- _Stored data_
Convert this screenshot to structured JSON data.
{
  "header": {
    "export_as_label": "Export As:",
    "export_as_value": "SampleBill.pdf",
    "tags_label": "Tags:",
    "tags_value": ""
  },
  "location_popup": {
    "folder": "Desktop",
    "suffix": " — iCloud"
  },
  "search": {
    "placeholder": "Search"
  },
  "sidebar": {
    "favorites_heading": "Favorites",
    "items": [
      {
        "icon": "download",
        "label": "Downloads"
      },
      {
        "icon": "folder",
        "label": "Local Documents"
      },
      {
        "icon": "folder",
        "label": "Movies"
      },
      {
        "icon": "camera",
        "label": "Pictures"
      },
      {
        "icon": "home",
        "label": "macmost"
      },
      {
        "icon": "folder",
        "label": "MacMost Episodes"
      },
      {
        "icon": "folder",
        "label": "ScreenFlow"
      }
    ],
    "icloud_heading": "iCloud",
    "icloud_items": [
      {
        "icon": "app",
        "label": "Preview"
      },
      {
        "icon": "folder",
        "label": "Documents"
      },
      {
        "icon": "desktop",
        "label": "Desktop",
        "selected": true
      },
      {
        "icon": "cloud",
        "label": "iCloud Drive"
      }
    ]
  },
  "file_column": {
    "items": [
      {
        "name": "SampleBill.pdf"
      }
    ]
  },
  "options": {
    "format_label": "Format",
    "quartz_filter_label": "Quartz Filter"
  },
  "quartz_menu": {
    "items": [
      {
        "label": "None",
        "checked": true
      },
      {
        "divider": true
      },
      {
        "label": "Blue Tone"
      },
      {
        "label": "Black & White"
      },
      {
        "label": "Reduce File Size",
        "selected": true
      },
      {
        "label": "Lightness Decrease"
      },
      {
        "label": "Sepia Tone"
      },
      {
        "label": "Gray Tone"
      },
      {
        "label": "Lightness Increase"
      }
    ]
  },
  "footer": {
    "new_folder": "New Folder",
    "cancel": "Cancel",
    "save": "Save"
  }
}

- _TASK INSTRUCTIONS_
Show each line holding the word "true".

- _WRITTEN SOLUTION_
        "selected": true
        "checked": true
        "divider": true
        "selected": true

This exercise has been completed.